Task goal -
Copy the records below exactly, leaving out any pictures.

Dataset records -
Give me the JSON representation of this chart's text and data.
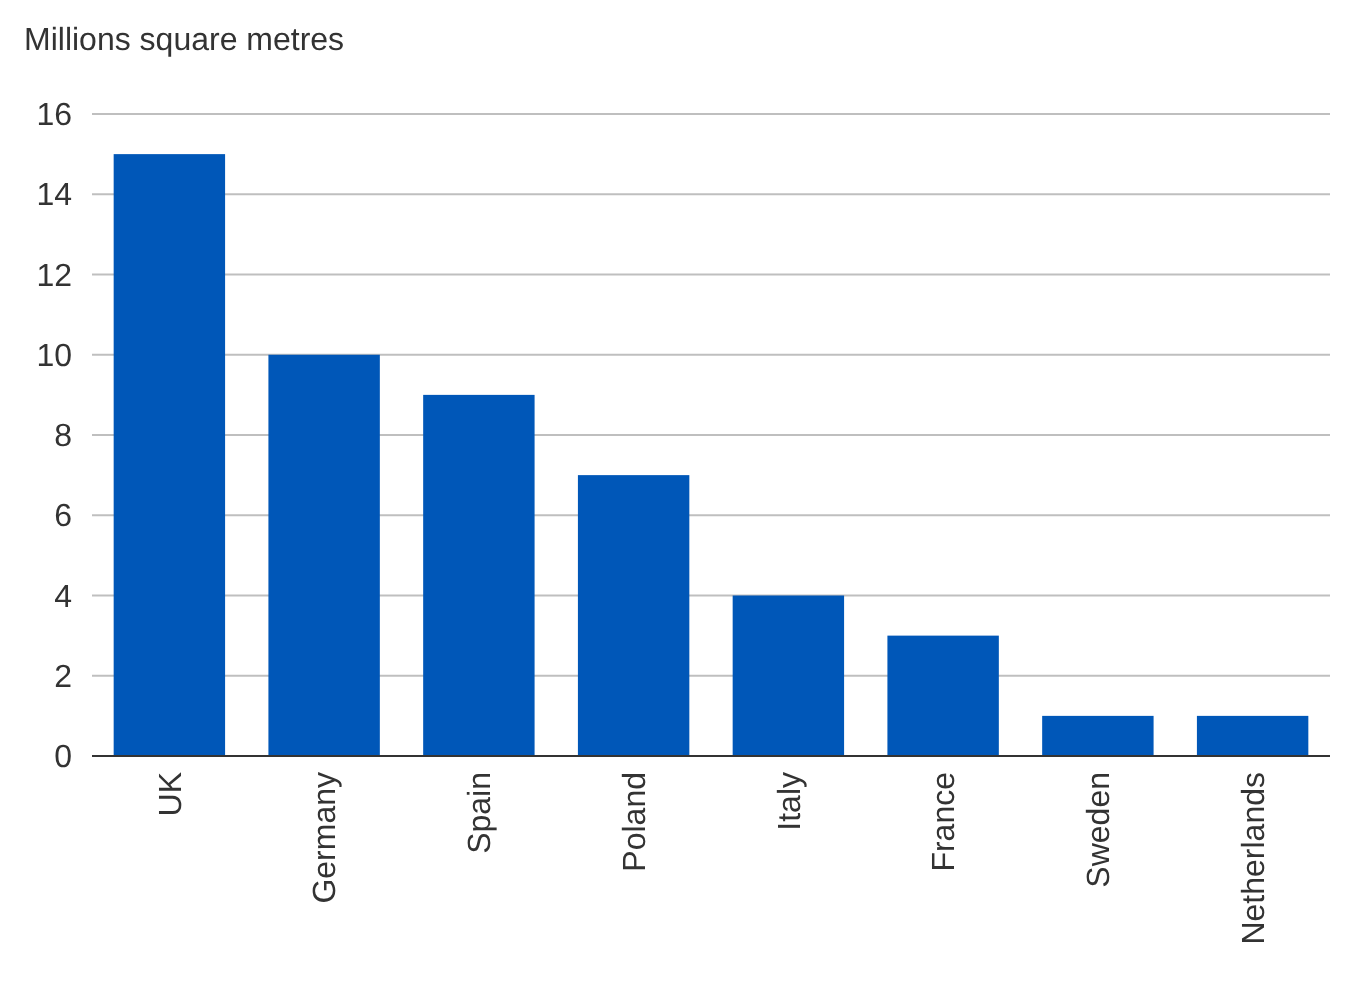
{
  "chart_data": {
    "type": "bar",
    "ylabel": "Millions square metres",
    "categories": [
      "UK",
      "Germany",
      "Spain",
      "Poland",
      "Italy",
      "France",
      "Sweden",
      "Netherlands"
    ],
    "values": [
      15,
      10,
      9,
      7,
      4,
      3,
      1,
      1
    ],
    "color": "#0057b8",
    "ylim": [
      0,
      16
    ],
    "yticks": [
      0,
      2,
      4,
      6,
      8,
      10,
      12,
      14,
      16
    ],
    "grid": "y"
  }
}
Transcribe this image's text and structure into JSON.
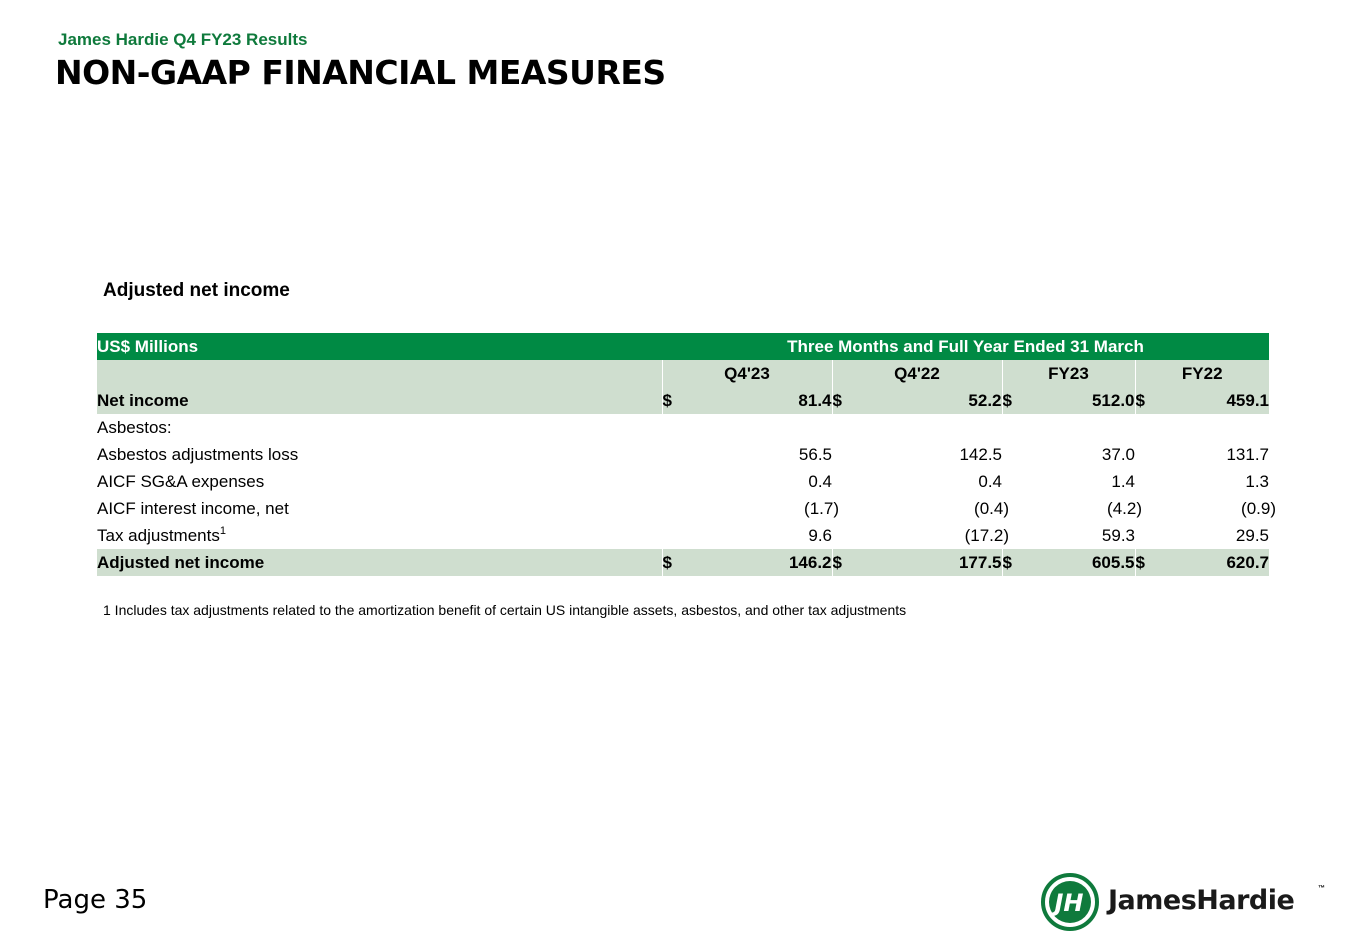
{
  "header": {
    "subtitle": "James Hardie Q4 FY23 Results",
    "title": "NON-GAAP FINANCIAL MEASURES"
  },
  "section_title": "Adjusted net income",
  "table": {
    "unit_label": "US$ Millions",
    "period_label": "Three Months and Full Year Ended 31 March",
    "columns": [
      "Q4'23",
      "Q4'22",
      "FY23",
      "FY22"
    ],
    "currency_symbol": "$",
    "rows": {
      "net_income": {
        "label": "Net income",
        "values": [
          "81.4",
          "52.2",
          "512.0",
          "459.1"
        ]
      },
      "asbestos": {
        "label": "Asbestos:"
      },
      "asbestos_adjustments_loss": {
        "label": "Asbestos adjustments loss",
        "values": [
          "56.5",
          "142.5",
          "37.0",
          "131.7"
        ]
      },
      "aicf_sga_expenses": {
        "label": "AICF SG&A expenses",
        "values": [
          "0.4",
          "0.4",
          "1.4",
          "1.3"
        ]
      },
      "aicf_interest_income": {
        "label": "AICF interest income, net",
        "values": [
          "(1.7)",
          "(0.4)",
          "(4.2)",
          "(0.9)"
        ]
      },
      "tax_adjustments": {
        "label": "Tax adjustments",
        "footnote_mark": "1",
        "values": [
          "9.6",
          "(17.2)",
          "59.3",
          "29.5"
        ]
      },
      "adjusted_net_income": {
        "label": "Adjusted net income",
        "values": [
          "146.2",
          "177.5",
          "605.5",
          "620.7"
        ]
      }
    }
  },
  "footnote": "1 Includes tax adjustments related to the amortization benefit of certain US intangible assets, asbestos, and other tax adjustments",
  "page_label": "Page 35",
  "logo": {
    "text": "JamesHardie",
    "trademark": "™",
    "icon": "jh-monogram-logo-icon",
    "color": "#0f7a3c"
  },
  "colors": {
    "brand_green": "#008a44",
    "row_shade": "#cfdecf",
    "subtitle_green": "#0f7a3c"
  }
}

Task output -
Give me the JSON representation of this chart's text and data.
{
  "chart_data": {
    "type": "bar",
    "ylabel": "Millions square metres",
    "categories": [
      "UK",
      "Germany",
      "Spain",
      "Poland",
      "Italy",
      "France",
      "Sweden",
      "Netherlands"
    ],
    "values": [
      15,
      10,
      9,
      7,
      4,
      3,
      1,
      1
    ],
    "color": "#0057b8",
    "ylim": [
      0,
      16
    ],
    "yticks": [
      0,
      2,
      4,
      6,
      8,
      10,
      12,
      14,
      16
    ],
    "grid": "y"
  }
}
Transcribe this image's text and structure into JSON.
{
  "header": {
    "subtitle": "James Hardie Q4 FY23 Results",
    "title": "NON-GAAP FINANCIAL MEASURES"
  },
  "section_title": "Adjusted net income",
  "table": {
    "unit_label": "US$ Millions",
    "period_label": "Three Months and Full Year Ended 31 March",
    "columns": [
      "Q4'23",
      "Q4'22",
      "FY23",
      "FY22"
    ],
    "currency_symbol": "$",
    "rows": {
      "net_income": {
        "label": "Net income",
        "values": [
          "81.4",
          "52.2",
          "512.0",
          "459.1"
        ]
      },
      "asbestos": {
        "label": "Asbestos:"
      },
      "asbestos_adjustments_loss": {
        "label": "Asbestos adjustments loss",
        "values": [
          "56.5",
          "142.5",
          "37.0",
          "131.7"
        ]
      },
      "aicf_sga_expenses": {
        "label": "AICF SG&A expenses",
        "values": [
          "0.4",
          "0.4",
          "1.4",
          "1.3"
        ]
      },
      "aicf_interest_income": {
        "label": "AICF interest income, net",
        "values": [
          "(1.7)",
          "(0.4)",
          "(4.2)",
          "(0.9)"
        ]
      },
      "tax_adjustments": {
        "label": "Tax adjustments",
        "footnote_mark": "1",
        "values": [
          "9.6",
          "(17.2)",
          "59.3",
          "29.5"
        ]
      },
      "adjusted_net_income": {
        "label": "Adjusted net income",
        "values": [
          "146.2",
          "177.5",
          "605.5",
          "620.7"
        ]
      }
    }
  },
  "footnote": "1 Includes tax adjustments related to the amortization benefit of certain US intangible assets, asbestos, and other tax adjustments",
  "page_label": "Page 35",
  "logo": {
    "text": "JamesHardie",
    "trademark": "™",
    "icon": "jh-monogram-logo-icon",
    "color": "#0f7a3c"
  },
  "colors": {
    "brand_green": "#008a44",
    "row_shade": "#cfdecf",
    "subtitle_green": "#0f7a3c"
  }
}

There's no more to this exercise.